EXERCISE MATERIALS ->
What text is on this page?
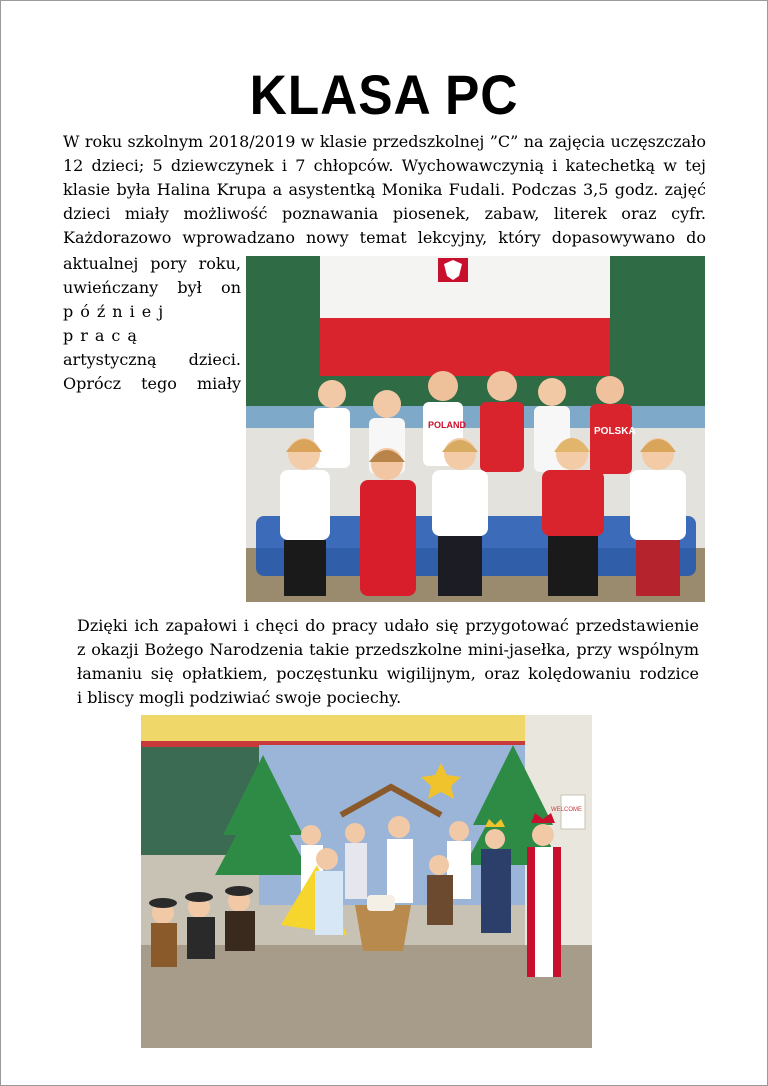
KLASA PC
W roku szkolnym 2018/2019 w klasie przedszkolnej ”C” na zajęcia uczęszczało
12 dzieci; 5 dziewczynek i 7 chłopców. Wychowawczynią i katechetką w tej
klasie była Halina Krupa a asystentką Monika Fudali. Podczas 3,5 godz. zajęć
dzieci miały możliwość poznawania piosenek, zabaw, literek oraz cyfr.
Każdorazowo wprowadzano nowy temat lekcyjny, który dopasowywano do
aktualnej pory roku,
uwieńczany był on
później pracą
artystyczną dzieci.
Oprócz tego miały
POLAND
POLSKA
Dzięki ich zapałowi i chęci do pracy udało się przygotować przedstawienie
z okazji Bożego Narodzenia takie przedszkolne mini-jasełka, przy wspólnym
łamaniu się opłatkiem, poczęstunku wigilijnym, oraz kolędowaniu rodzice
i bliscy mogli podziwiać swoje pociechy.
WELCOME
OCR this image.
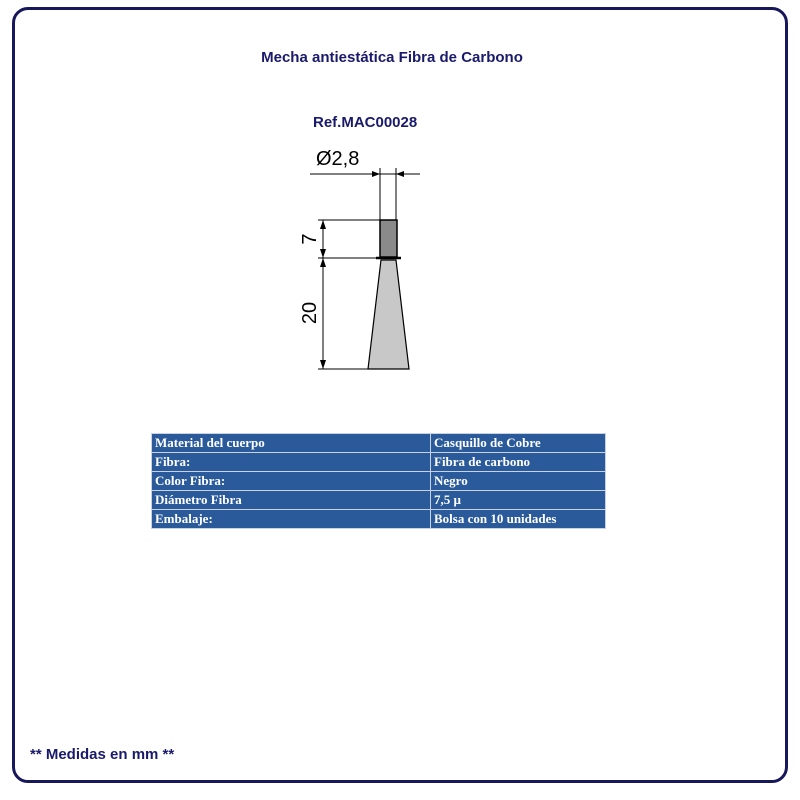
Mecha antiestática Fibra de Carbono
Ref.MAC00028
Ø2,8
7
20
Material del cuerpo	Casquillo de Cobre
Fibra:	Fibra de carbono
Color Fibra:	Negro
Diámetro Fibra	7,5 µ
Embalaje:	Bolsa con 10 unidades
** Medidas en mm **
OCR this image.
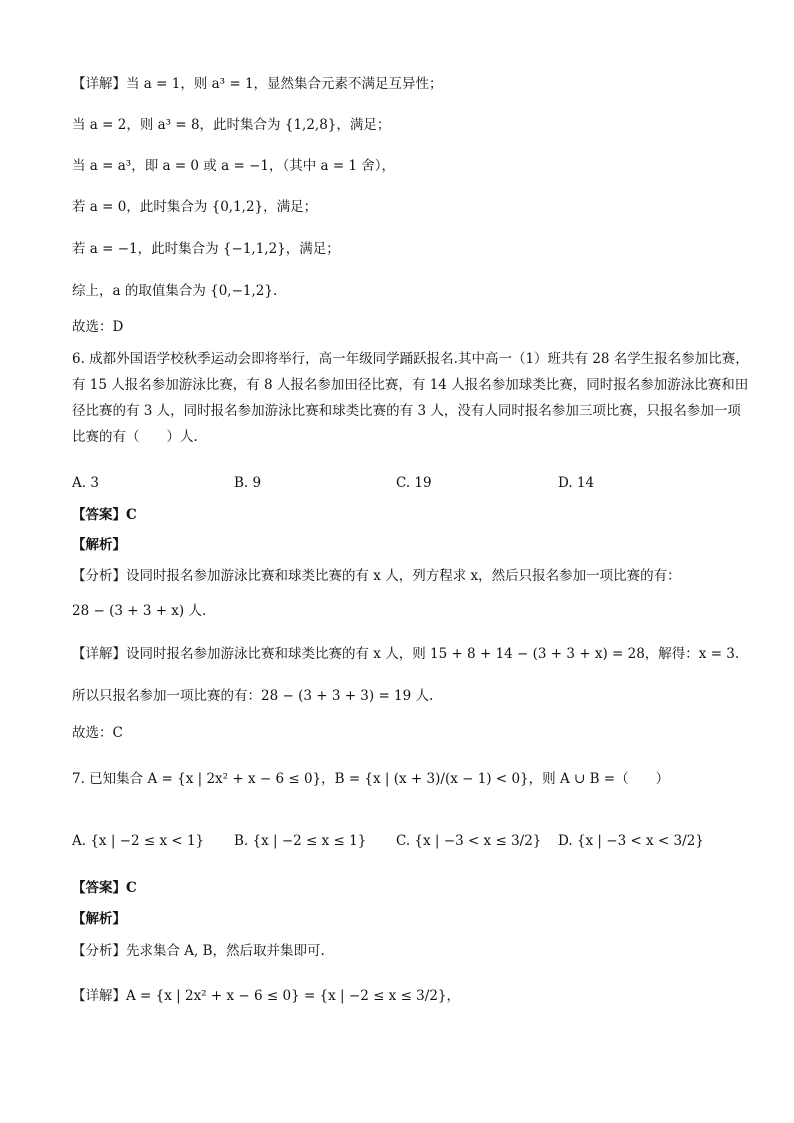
【详解】当 a = 1，则 a³ = 1，显然集合元素不满足互异性；
当 a = 2，则 a³ = 8，此时集合为 {1,2,8}，满足；
当 a = a³，即 a = 0 或 a = −1，（其中 a = 1 舍），
若 a = 0，此时集合为 {0,1,2}，满足；
若 a = −1，此时集合为 {−1,1,2}，满足；
综上，a 的取值集合为 {0,−1,2}.
故选：D
6. 成都外国语学校秋季运动会即将举行，高一年级同学踊跃报名.其中高一（1）班共有 28 名学生报名参加比赛，有 15 人报名参加游泳比赛，有 8 人报名参加田径比赛，有 14 人报名参加球类比赛，同时报名参加游泳比赛和田径比赛的有 3 人，同时报名参加游泳比赛和球类比赛的有 3 人，没有人同时报名参加三项比赛，只报名参加一项比赛的有（　　）人.
A. 3	B. 9	C. 19	D. 14
【答案】C
【解析】
【分析】设同时报名参加游泳比赛和球类比赛的有 x 人，列方程求 x，然后只报名参加一项比赛的有：
28 − (3 + 3 + x) 人.
【详解】设同时报名参加游泳比赛和球类比赛的有 x 人，则 15 + 8 + 14 − (3 + 3 + x) = 28，解得：x = 3.
所以只报名参加一项比赛的有：28 − (3 + 3 + 3) = 19 人.
故选：C
7. 已知集合 A = {x | 2x² + x − 6 ≤ 0}，B = {x | (x + 3)/(x − 1) < 0}，则 A ∪ B =（　　）
A. {x | −2 ≤ x < 1} B. {x | −2 ≤ x ≤ 1} C. {x | −3 < x ≤ 3/2} D. {x | −3 < x < 3/2}
【答案】C
【解析】
【分析】先求集合 A, B，然后取并集即可.
【详解】A = {x | 2x² + x − 6 ≤ 0} = {x | −2 ≤ x ≤ 3/2}，
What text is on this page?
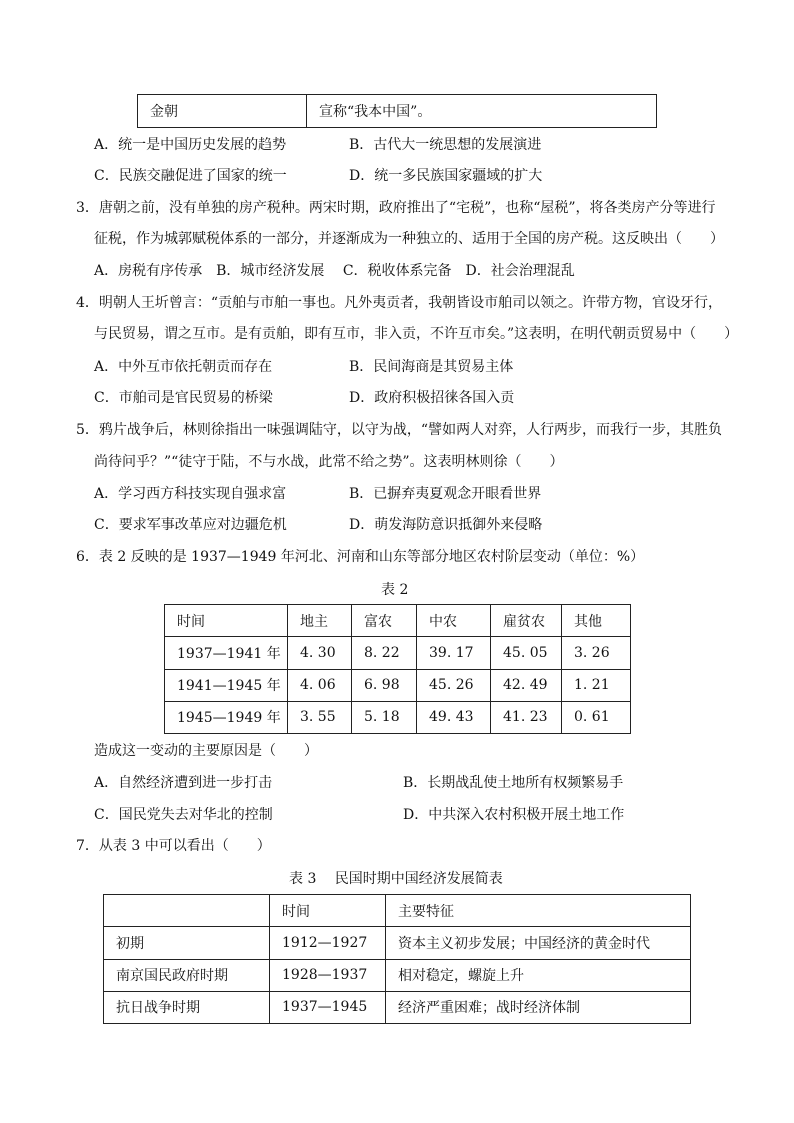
金朝	宣称“我本中国”。
A．统一是中国历史发展的趋势	B．古代大一统思想的发展演进
C．民族交融促进了国家的统一	D．统一多民族国家疆域的扩大
3．唐朝之前，没有单独的房产税种。两宋时期，政府推出了“宅税”，也称“屋税”，将各类房产分等进行
征税，作为城郭赋税体系的一部分，并逐渐成为一种独立的、适用于全国的房产税。这反映出（　　）
A．房税有序传承　B．城市经济发展　 C．税收体系完备　D．社会治理混乱
4．明朝人王圻曾言：“贡舶与市舶一事也。凡外夷贡者，我朝皆设市舶司以领之。许带方物，官设牙行，
与民贸易，谓之互市。是有贡舶，即有互市，非入贡，不许互市矣。”这表明，在明代朝贡贸易中（　　）
A．中外互市依托朝贡而存在	B．民间海商是其贸易主体
C．市舶司是官民贸易的桥梁	D．政府积极招徕各国入贡
5．鸦片战争后，林则徐指出一味强调陆守，以守为战，“譬如两人对弈，人行两步，而我行一步，其胜负
尚待问乎？”“徒守于陆，不与水战，此常不给之势”。这表明林则徐（　　）
A．学习西方科技实现自强求富	B．已摒弃夷夏观念开眼看世界
C．要求军事改革应对边疆危机	D．萌发海防意识抵御外来侵略
6．表 2 反映的是 1937—1949 年河北、河南和山东等部分地区农村阶层变动（单位：%）
表 2
时间	地主	富农	中农	雇贫农	其他
1937—1941 年	4. 30	8. 22	39. 17	45. 05	3. 26
1941—1945 年	4. 06	6. 98	45. 26	42. 49	1. 21
1945—1949 年	3. 55	5. 18	49. 43	41. 23	0. 61
造成这一变动的主要原因是（　　）
A．自然经济遭到进一步打击	B．长期战乱使土地所有权频繁易手
C．国民党失去对华北的控制	D．中共深入农村积极开展土地工作
7．从表 3 中可以看出（　　）
表 3　 民国时期中国经济发展简表
	时间	主要特征
初期	1912—1927	资本主义初步发展；中国经济的黄金时代
南京国民政府时期	1928—1937	相对稳定，螺旋上升
抗日战争时期	1937—1945	经济严重困难；战时经济体制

WRITTEN TASK ->
Copy out every line in the listing where the word "Fibra" appears.

EXERCISE SOLUTION ->
Mecha antiestática Fibra de Carbono
Fibra:	Fibra de carbono
Color Fibra:	Negro
Diámetro Fibra	7,5 µ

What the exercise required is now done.